TAREAS PROPUESTAS.
1. Según el texto sobre las imágenes de Dios, ¿por qué quien convierte el matrimonio en un infierno acaba con su sacramentalidad? Responde en una a tres oraciones.
2. Retoma el texto sobre las imágenes de Dios y continúalo a partir de su última oración.

TEXTO PROPORCIONADO.

Por José María Segura SJ

NO. Hay cruces que NO son cristianas.

SÍ. Hay imágenes de Dios que son perversas.

Con perdón y con permiso. Pero como dice Javier Vitoria, al hacer teología a veces hay que “dejar pelos en la gatera”.

El título condensa el contenido de este post: Hay imágenes de “Dios” que NO concuerdan con el Dios Amor que predicó Jesús con “obras y palabras”.

Hay adjetivos que NO son predicables del Dios Padre/Madre que heredamos de la tradición judía, que NO casan con el Dios compasivo que camina con su pueblo, que NO se pueden afirmar del Dios Entregado que por Amor “padece o quiere padecer en su humanidad” (San Ignacio). Y es que a veces se nos cuela el “dios de los amigos de Job”. Un dios que castiga, que impone cargas, que si nos descuidamos ¡hasta nos maldice!… además, estas cargas las vestimos de cruz cristiana. Quizás, por esa religiosidad dolorista que permea nuestra cultura occidental…

Frente a estos “dioses”, conviene recordar el axioma de Hans Urs von Balthasar: “Si Dios es Amor, solo el Amor es digno de fe y nada debe ser creído más que el Amor”. Un dios que me exige que sufra una relación –que pudo en su día haber sido bendecida por el sacramento del matrimonio– en la que mi pareja me humilla, me abusa o me maltrata física o psicológicamente, NO es de Dios. No del Dios que en y por Jesús libera a la mujer encorvada, detiene el flujo de la hemorroísa, devuelve la vista a Bartimeo, llama a Mateo o sana a diez leprosos. Parafraseando a Lucía Ramón en su libro “Queremos el Pan y las Rosas“, quien acaba con la sacramentalidad del matrimonio es quien lo convierte en un infierno por la violencia que mata el amor, y con ello su ser signo de la Alianza de Dios con su Pueblo.

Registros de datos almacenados
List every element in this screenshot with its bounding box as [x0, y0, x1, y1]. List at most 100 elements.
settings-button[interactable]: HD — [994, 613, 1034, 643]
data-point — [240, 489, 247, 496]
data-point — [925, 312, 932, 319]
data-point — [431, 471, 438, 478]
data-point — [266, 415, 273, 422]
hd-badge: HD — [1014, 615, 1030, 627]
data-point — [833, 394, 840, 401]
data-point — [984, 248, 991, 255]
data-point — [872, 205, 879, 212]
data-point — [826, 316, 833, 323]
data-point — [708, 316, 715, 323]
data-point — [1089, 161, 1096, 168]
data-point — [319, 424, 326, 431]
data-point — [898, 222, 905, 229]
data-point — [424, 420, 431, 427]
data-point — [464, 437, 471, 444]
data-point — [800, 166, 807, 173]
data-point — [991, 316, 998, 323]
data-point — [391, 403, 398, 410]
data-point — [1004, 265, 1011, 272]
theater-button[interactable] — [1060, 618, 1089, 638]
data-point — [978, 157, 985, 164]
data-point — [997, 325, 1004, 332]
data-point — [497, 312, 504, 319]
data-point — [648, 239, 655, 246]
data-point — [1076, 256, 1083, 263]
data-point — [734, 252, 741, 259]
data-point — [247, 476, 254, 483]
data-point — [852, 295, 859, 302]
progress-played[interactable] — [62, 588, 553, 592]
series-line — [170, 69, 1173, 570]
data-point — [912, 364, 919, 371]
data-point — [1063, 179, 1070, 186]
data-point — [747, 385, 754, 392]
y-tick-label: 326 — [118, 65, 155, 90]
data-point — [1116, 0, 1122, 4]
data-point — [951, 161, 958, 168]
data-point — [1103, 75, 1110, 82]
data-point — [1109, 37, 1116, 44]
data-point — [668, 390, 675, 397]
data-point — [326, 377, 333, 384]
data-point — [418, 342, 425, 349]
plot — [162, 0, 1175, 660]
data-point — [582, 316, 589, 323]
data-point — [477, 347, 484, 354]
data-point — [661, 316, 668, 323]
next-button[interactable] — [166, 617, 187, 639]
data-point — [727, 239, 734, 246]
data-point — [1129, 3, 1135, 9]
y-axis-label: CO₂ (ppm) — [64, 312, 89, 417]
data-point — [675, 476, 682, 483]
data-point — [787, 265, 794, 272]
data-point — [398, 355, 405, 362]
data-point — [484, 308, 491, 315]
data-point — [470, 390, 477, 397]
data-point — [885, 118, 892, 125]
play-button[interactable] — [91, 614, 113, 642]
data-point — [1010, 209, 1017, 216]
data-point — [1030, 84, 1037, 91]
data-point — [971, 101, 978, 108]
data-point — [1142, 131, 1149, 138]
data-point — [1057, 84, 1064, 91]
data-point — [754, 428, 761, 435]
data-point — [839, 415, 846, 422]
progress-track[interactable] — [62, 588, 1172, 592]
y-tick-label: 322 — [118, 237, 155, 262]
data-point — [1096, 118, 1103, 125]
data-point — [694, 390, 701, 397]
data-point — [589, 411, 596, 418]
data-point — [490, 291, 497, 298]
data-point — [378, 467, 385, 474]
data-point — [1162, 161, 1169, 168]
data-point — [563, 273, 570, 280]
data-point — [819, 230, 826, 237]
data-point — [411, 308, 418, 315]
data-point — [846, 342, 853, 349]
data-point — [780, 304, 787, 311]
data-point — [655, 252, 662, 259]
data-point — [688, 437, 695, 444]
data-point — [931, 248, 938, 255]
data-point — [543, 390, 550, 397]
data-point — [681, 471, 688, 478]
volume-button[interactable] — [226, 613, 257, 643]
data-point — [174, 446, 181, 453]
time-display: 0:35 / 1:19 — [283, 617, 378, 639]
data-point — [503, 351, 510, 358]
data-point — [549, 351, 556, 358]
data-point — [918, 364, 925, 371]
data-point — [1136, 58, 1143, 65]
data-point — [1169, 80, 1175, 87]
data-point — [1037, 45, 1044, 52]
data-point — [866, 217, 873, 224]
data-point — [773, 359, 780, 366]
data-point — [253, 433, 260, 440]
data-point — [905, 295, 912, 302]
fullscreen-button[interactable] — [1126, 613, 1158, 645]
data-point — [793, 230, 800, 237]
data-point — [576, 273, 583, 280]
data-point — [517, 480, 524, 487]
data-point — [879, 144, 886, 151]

RESPUESTAS DEL EJERCICIO.
1. Quien convierte el matrimonio en un infierno acaba con su sacramentalidad porque la violencia mata el amor. Al matar el amor, el matrimonio deja de ser signo de la Alianza de Dios con su Pueblo.

2.
Una enfermedad, sobrevenida o congénita, un accidente de tráfico, una relación que se degenera hasta hacerse asfixiante, mobbing en el trabajo, bullying en el colegio… Pueden llegar a ser situaciones que pongan a prueba nuestra resiliencia interna, nuestra Verdad más íntima, nuestras imágenes de Dios, nuestro modo de rezar y de creer… Es siempre tentador caer en la invitación de “los amigos de Job” y racionalizar lo que nos pasa: “será que algo malo hemos hecho y ‘dios’ nos castiga” y así, sin querer, nos deslizamos hacia la culpabilidad y un sentimiento de “indignidad” que nos genera más dolor y más sufrimiento y nos aparta de un ‘dios’ a quien ni podemos adorar, ni querer, ni hablar. Todo lo más, le podríamos temer, pero eso no es propio de los hijos e hijas, como nos recuerda San Pablo.

No existen recetas fáciles ni respuestas inmediatas para el sufrimiento y el dolor en un mundo creado por un Dios bueno que es Padre y Madre de sus criaturas. Quizás (con teólogos como González Faus, von Balthasar, Jon Sobrino, Elizabeth Johnson, Gesché…) podemos esbozar una respuesta: Dios, papá/mamá Dios, NO quiere el dolor y el sufrimiento de sus niños/as ni de su creación. Por Amor, Dios ha creado; por Amor, Dios nos ha hecho libres para que podamos decidir crecer y amar libremente, para que “lleguemos a ser en plenitud lo que ya somos” (Ireneo de Lyon): “Hijos e hijas en el Hijo” (San Pablo).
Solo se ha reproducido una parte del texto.